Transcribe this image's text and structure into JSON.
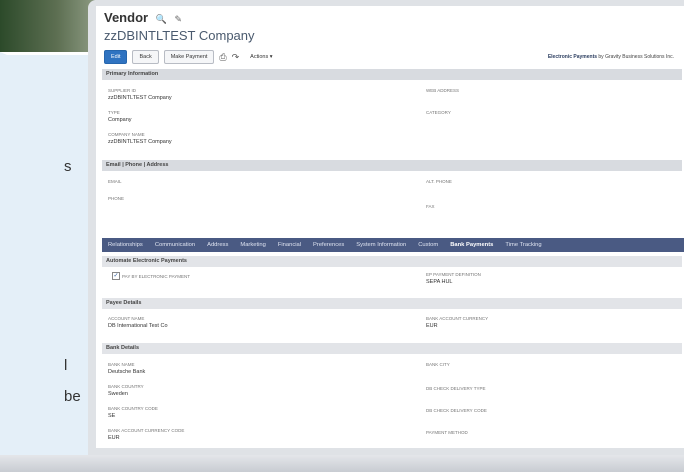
{
  "page": {
    "left_text_fragments": [
      "s",
      "l",
      "be"
    ]
  },
  "app": {
    "record_type": "Vendor",
    "company_name": "zzDBINTLTEST Company",
    "title_icons": [
      "search-icon",
      "edit-icon"
    ]
  },
  "toolbar": {
    "edit_label": "Edit",
    "back_label": "Back",
    "make_payment_label": "Make Payment",
    "print_icon": "print-icon",
    "share_icon": "share-icon",
    "actions_label": "Actions ▾"
  },
  "branding": {
    "prefix": "Electronic Payments",
    "suffix": "by Gravity Business Solutions Inc."
  },
  "sections": {
    "primary": {
      "header": "Primary Information",
      "fields": [
        {
          "label": "SUPPLIER ID",
          "value": "zzDBINTLTEST Company"
        },
        {
          "label": "TYPE",
          "value": "Company"
        },
        {
          "label": "COMPANY NAME",
          "value": "zzDBINTLTEST Company"
        },
        {
          "label": "WEB ADDRESS",
          "value": ""
        },
        {
          "label": "CATEGORY",
          "value": ""
        }
      ]
    },
    "contact": {
      "header": "Email | Phone | Address",
      "fields": [
        {
          "label": "EMAIL",
          "value": ""
        },
        {
          "label": "PHONE",
          "value": ""
        },
        {
          "label": "ALT. PHONE",
          "value": ""
        },
        {
          "label": "FAX",
          "value": ""
        }
      ]
    }
  },
  "tabs": [
    {
      "label": "Relationships",
      "active": false
    },
    {
      "label": "Communication",
      "active": false
    },
    {
      "label": "Address",
      "active": false
    },
    {
      "label": "Marketing",
      "active": false
    },
    {
      "label": "Financial",
      "active": false
    },
    {
      "label": "Preferences",
      "active": false
    },
    {
      "label": "System Information",
      "active": false
    },
    {
      "label": "Custom",
      "active": false
    },
    {
      "label": "Bank Payments",
      "active": true
    },
    {
      "label": "Time Tracking",
      "active": false
    }
  ],
  "bank": {
    "auto_header": "Automate Electronic Payments",
    "checkbox_label": "PAY BY ELECTRONIC PAYMENT",
    "checkbox_checked": true,
    "ep_label": "EP PAYMENT DEFINITION",
    "ep_value": "SEPA HUL",
    "payee_header": "Payee Details",
    "account_name_label": "ACCOUNT NAME",
    "account_name_value": "DB International Test Co",
    "account_currency_label": "BANK ACCOUNT CURRENCY",
    "account_currency_value": "EUR",
    "bank_header": "Bank Details",
    "bank_name_label": "BANK NAME",
    "bank_name_value": "Deutsche Bank",
    "bank_city_label": "BANK CITY",
    "bank_city_value": "",
    "bank_country_label": "BANK COUNTRY",
    "bank_country_value": "Sweden",
    "check_delivery_type_label": "DB CHECK DELIVERY TYPE",
    "check_delivery_type_value": "",
    "country_code_label": "BANK COUNTRY CODE",
    "country_code_value": "SE",
    "check_delivery_code_label": "DB CHECK DELIVERY CODE",
    "check_delivery_code_value": "",
    "account_currency_code_label": "BANK ACCOUNT CURRENCY CODE",
    "account_currency_code_value": "EUR",
    "payment_method_label": "PAYMENT METHOD",
    "payment_method_value": ""
  }
}
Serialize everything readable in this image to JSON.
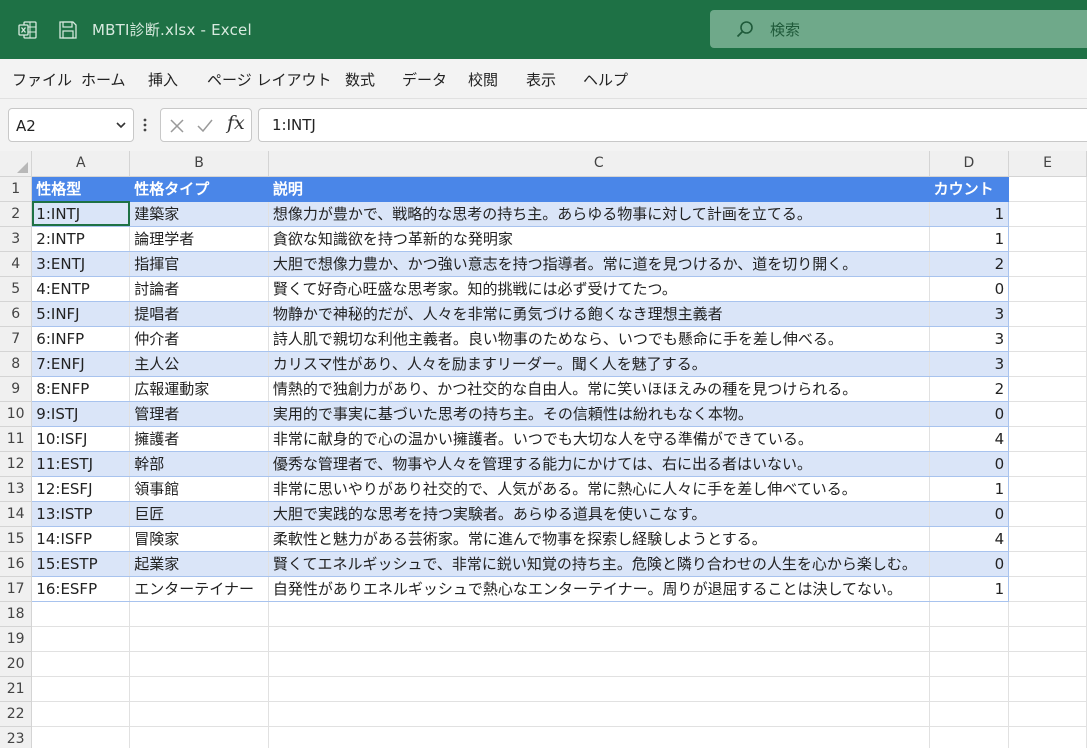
{
  "titlebar": {
    "title": "MBTI診断.xlsx  -  Excel",
    "search_placeholder": "検索",
    "bg_color": "#1e7145"
  },
  "menu": [
    "ファイル",
    "ホーム",
    "挿入",
    "ページ レイアウト",
    "数式",
    "データ",
    "校閲",
    "表示",
    "ヘルプ"
  ],
  "formula_bar": {
    "name_box": "A2",
    "fx_label": "fx",
    "formula": "1:INTJ"
  },
  "sheet": {
    "columns": [
      "A",
      "B",
      "C",
      "D",
      "E"
    ],
    "rows": [
      "1",
      "2",
      "3",
      "4",
      "5",
      "6",
      "7",
      "8",
      "9",
      "10",
      "11",
      "12",
      "13",
      "14",
      "15",
      "16",
      "17",
      "18",
      "19",
      "20",
      "21",
      "22",
      "23"
    ],
    "table_header": [
      "性格型",
      "性格タイプ",
      "説明",
      "カウント"
    ],
    "table_rows": [
      [
        "1:INTJ",
        "建築家",
        "想像力が豊かで、戦略的な思考の持ち主。あらゆる物事に対して計画を立てる。",
        "1"
      ],
      [
        "2:INTP",
        "論理学者",
        "貪欲な知識欲を持つ革新的な発明家",
        "1"
      ],
      [
        "3:ENTJ",
        "指揮官",
        "大胆で想像力豊か、かつ強い意志を持つ指導者。常に道を見つけるか、道を切り開く。",
        "2"
      ],
      [
        "4:ENTP",
        "討論者",
        "賢くて好奇心旺盛な思考家。知的挑戦には必ず受けてたつ。",
        "0"
      ],
      [
        "5:INFJ",
        "提唱者",
        "物静かで神秘的だが、人々を非常に勇気づける飽くなき理想主義者",
        "3"
      ],
      [
        "6:INFP",
        "仲介者",
        "詩人肌で親切な利他主義者。良い物事のためなら、いつでも懸命に手を差し伸べる。",
        "3"
      ],
      [
        "7:ENFJ",
        "主人公",
        "カリスマ性があり、人々を励ますリーダー。聞く人を魅了する。",
        "3"
      ],
      [
        "8:ENFP",
        "広報運動家",
        "情熱的で独創力があり、かつ社交的な自由人。常に笑いほほえみの種を見つけられる。",
        "2"
      ],
      [
        "9:ISTJ",
        "管理者",
        "実用的で事実に基づいた思考の持ち主。その信頼性は紛れもなく本物。",
        "0"
      ],
      [
        "10:ISFJ",
        "擁護者",
        "非常に献身的で心の温かい擁護者。いつでも大切な人を守る準備ができている。",
        "4"
      ],
      [
        "11:ESTJ",
        "幹部",
        "優秀な管理者で、物事や人々を管理する能力にかけては、右に出る者はいない。",
        "0"
      ],
      [
        "12:ESFJ",
        "領事館",
        "非常に思いやりがあり社交的で、人気がある。常に熱心に人々に手を差し伸べている。",
        "1"
      ],
      [
        "13:ISTP",
        "巨匠",
        "大胆で実践的な思考を持つ実験者。あらゆる道具を使いこなす。",
        "0"
      ],
      [
        "14:ISFP",
        "冒険家",
        "柔軟性と魅力がある芸術家。常に進んで物事を探索し経験しようとする。",
        "4"
      ],
      [
        "15:ESTP",
        "起業家",
        "賢くてエネルギッシュで、非常に鋭い知覚の持ち主。危険と隣り合わせの人生を心から楽しむ。",
        "0"
      ],
      [
        "16:ESFP",
        "エンターテイナー",
        "自発性がありエネルギッシュで熱心なエンターテイナー。周りが退屈することは決してない。",
        "1"
      ]
    ],
    "table_header_color": "#4a86e8",
    "band_color": "#dae5f8"
  }
}
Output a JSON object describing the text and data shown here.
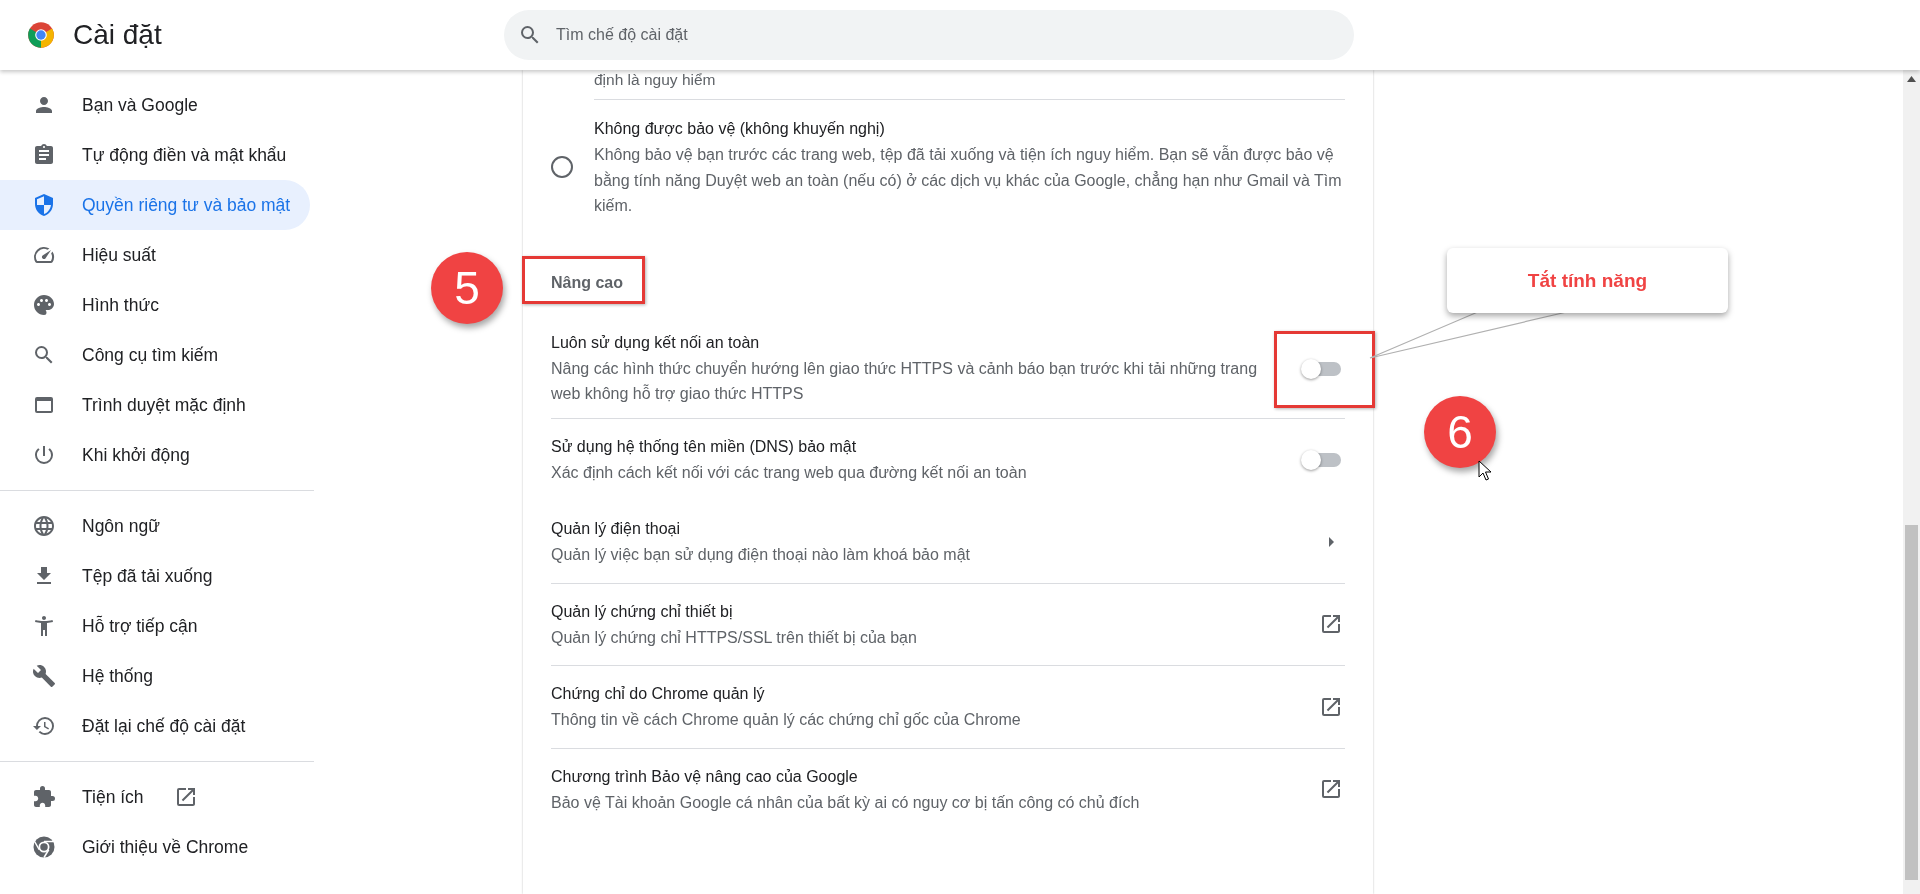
{
  "header": {
    "title": "Cài đặt",
    "search": {
      "placeholder": "Tìm chế độ cài đặt"
    }
  },
  "sidebar": {
    "groups": [
      {
        "items": [
          {
            "label": "Bạn và Google",
            "kind": "page",
            "selected": false
          },
          {
            "label": "Tự động điền và mật khẩu",
            "kind": "page",
            "selected": false
          },
          {
            "label": "Quyền riêng tư và bảo mật",
            "kind": "page",
            "selected": true
          },
          {
            "label": "Hiệu suất",
            "kind": "page",
            "selected": false
          },
          {
            "label": "Hình thức",
            "kind": "page",
            "selected": false
          },
          {
            "label": "Công cụ tìm kiếm",
            "kind": "page",
            "selected": false
          },
          {
            "label": "Trình duyệt mặc định",
            "kind": "page",
            "selected": false
          },
          {
            "label": "Khi khởi động",
            "kind": "page",
            "selected": false
          }
        ]
      },
      {
        "items": [
          {
            "label": "Ngôn ngữ",
            "kind": "page",
            "selected": false
          },
          {
            "label": "Tệp đã tải xuống",
            "kind": "page",
            "selected": false
          },
          {
            "label": "Hỗ trợ tiếp cận",
            "kind": "page",
            "selected": false
          },
          {
            "label": "Hệ thống",
            "kind": "page",
            "selected": false
          },
          {
            "label": "Đặt lại chế độ cài đặt",
            "kind": "page",
            "selected": false
          }
        ]
      },
      {
        "items": [
          {
            "label": "Tiện ích",
            "kind": "external",
            "selected": false
          },
          {
            "label": "Giới thiệu về Chrome",
            "kind": "page",
            "selected": false
          }
        ]
      }
    ]
  },
  "content": {
    "cut_text": "định là nguy hiểm",
    "radio_option": {
      "title": "Không được bảo vệ (không khuyến nghị)",
      "description": "Không bảo vệ bạn trước các trang web, tệp đã tải xuống và tiện ích nguy hiểm. Bạn sẽ vẫn được bảo vệ bằng tính năng Duyệt web an toàn (nếu có) ở các dịch vụ khác của Google, chẳng hạn như Gmail và Tìm kiếm.",
      "selected": false
    },
    "section_heading": "Nâng cao",
    "rows": [
      {
        "title": "Luôn sử dụng kết nối an toàn",
        "description": "Nâng các hình thức chuyển hướng lên giao thức HTTPS và cảnh báo bạn trước khi tải những trang web không hỗ trợ giao thức HTTPS",
        "kind": "toggle",
        "on": false,
        "divider_above": false
      },
      {
        "title": "Sử dụng hệ thống tên miền (DNS) bảo mật",
        "description": "Xác định cách kết nối với các trang web qua đường kết nối an toàn",
        "kind": "toggle",
        "on": false,
        "divider_above": true
      },
      {
        "title": "Quản lý điện thoại",
        "description": "Quản lý việc bạn sử dụng điện thoại nào làm khoá bảo mật",
        "kind": "submenu",
        "divider_above": false
      },
      {
        "title": "Quản lý chứng chỉ thiết bị",
        "description": "Quản lý chứng chỉ HTTPS/SSL trên thiết bị của bạn",
        "kind": "external",
        "divider_above": true
      },
      {
        "title": "Chứng chỉ do Chrome quản lý",
        "description": "Thông tin về cách Chrome quản lý các chứng chỉ gốc của Chrome",
        "kind": "external",
        "divider_above": true
      },
      {
        "title": "Chương trình Bảo vệ nâng cao của Google",
        "description": "Bảo vệ Tài khoản Google cá nhân của bất kỳ ai có nguy cơ bị tấn công có chủ đích",
        "kind": "external",
        "divider_above": true
      }
    ]
  },
  "annotations": {
    "step_badges": [
      "5",
      "6"
    ],
    "callout": "Tắt tính năng"
  }
}
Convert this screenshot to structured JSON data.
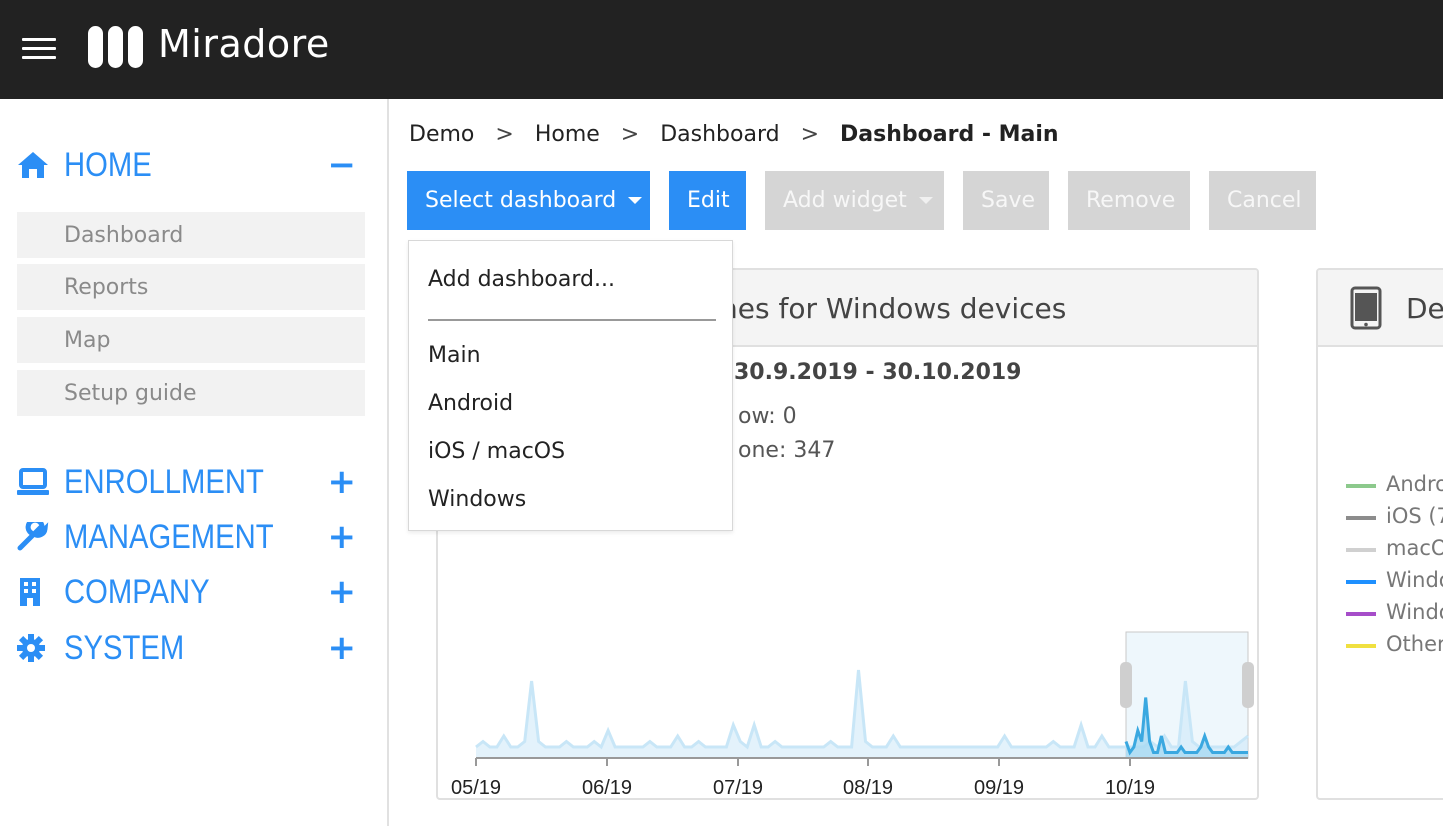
=======
▶ [What to produce]
Isolate the lines that hold the word "được" and copy all of them.

▶ [The reply]
      "title": "Không được bảo vệ (không khuyến nghị)",
      "description": "Không bảo vệ bạn trước các trang web, tệp đã tải xuống và tiện ích nguy hiểm. Bạn sẽ vẫn được bảo vệ bằng tính năng Duyệt web an toàn (nếu có) ở các dịch vụ khác của Google, chẳng hạn như Gmail và Tìm kiếm.",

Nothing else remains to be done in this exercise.